# WHAT IS ASKED
Copy out each line below that has the word "this" in it.

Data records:
========================================================================

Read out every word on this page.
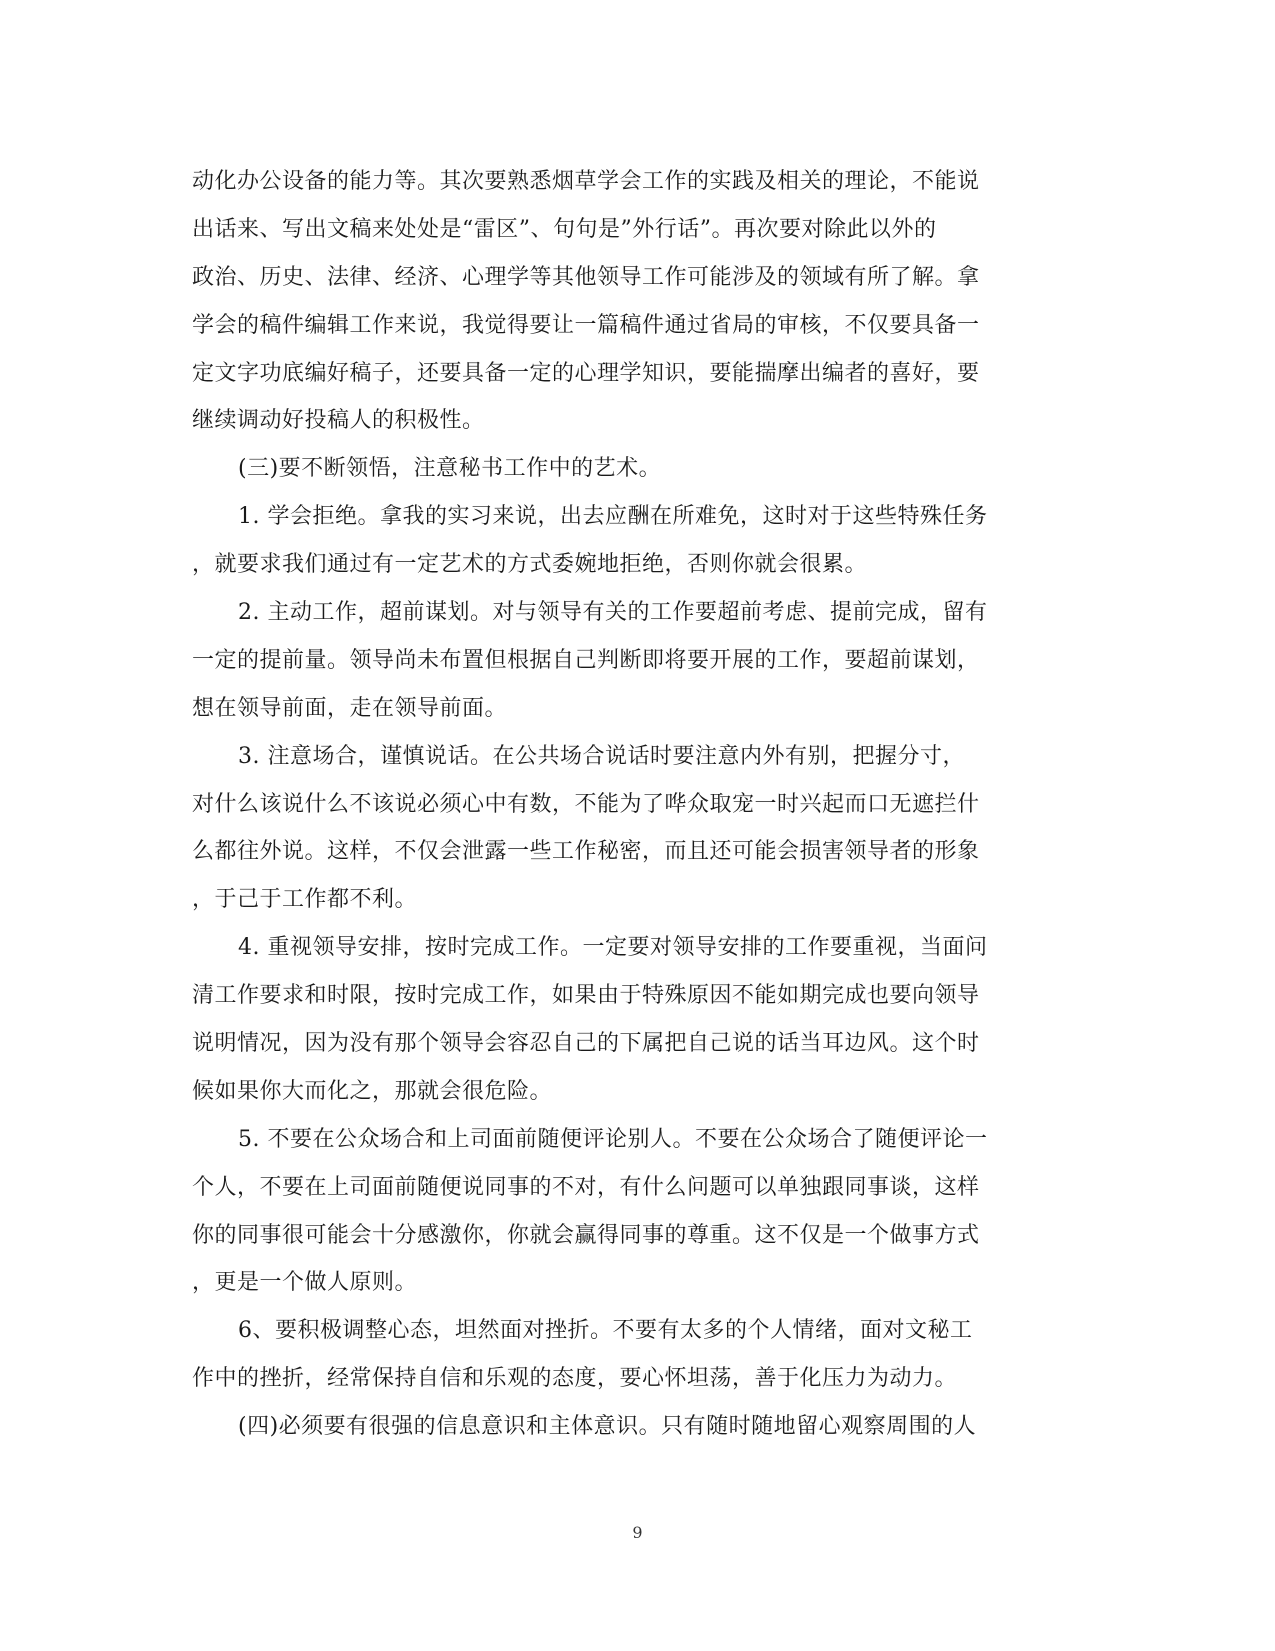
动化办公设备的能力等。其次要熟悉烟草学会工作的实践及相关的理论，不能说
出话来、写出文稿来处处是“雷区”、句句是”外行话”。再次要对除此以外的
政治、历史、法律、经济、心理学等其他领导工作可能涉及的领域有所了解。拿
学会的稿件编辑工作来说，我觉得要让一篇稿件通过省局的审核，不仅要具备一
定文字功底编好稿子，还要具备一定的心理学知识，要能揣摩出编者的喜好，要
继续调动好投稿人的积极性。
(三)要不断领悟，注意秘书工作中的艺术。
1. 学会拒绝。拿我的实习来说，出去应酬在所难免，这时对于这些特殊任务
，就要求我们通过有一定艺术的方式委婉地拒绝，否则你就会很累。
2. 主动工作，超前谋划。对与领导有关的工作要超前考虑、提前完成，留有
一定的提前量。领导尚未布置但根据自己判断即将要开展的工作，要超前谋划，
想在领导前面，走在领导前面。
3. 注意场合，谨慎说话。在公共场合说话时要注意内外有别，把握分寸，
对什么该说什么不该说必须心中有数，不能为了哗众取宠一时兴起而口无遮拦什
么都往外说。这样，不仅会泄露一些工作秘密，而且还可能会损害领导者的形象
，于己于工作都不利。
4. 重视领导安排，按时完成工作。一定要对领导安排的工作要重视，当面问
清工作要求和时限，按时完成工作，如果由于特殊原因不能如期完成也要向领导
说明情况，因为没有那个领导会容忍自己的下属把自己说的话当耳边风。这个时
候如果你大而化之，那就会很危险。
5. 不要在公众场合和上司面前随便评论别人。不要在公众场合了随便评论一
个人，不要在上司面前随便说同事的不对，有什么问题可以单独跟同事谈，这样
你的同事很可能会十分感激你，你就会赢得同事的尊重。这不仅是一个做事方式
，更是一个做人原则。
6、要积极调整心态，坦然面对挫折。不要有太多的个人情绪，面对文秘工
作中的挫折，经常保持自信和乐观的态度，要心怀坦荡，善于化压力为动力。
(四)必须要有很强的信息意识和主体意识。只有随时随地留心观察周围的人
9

========================================================================

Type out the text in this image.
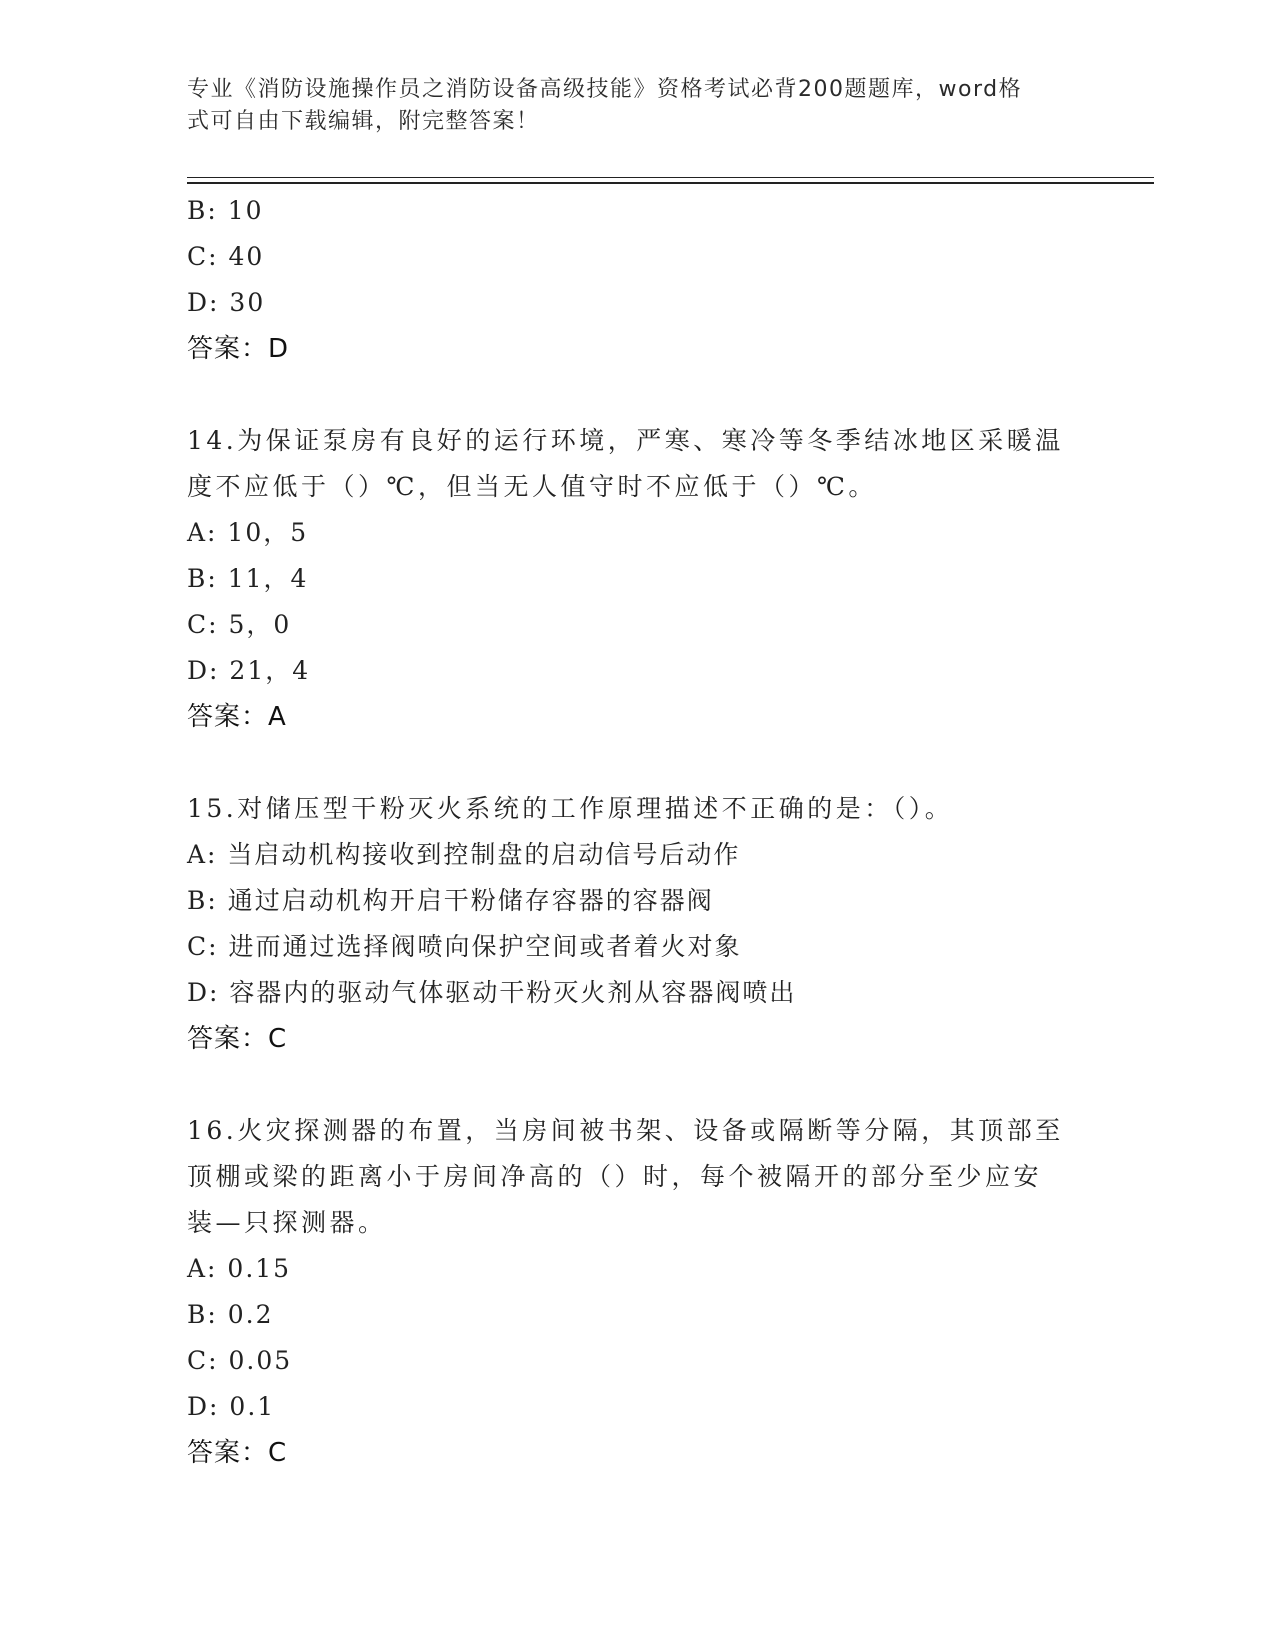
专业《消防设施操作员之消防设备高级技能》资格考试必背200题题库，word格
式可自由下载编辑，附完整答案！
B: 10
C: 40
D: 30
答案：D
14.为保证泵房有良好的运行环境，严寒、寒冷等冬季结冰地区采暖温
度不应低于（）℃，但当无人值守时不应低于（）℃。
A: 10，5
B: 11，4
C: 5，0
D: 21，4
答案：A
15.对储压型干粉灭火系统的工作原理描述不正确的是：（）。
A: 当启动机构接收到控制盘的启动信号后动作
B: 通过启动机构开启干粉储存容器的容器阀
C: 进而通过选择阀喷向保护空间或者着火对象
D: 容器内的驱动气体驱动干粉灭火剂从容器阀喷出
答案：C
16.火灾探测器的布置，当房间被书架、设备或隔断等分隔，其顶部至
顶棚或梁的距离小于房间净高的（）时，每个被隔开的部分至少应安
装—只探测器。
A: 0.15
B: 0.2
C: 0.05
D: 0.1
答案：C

========================================================================

# COMPLETE OUTPUT
Read out every word on this page.
Type out the text in this image.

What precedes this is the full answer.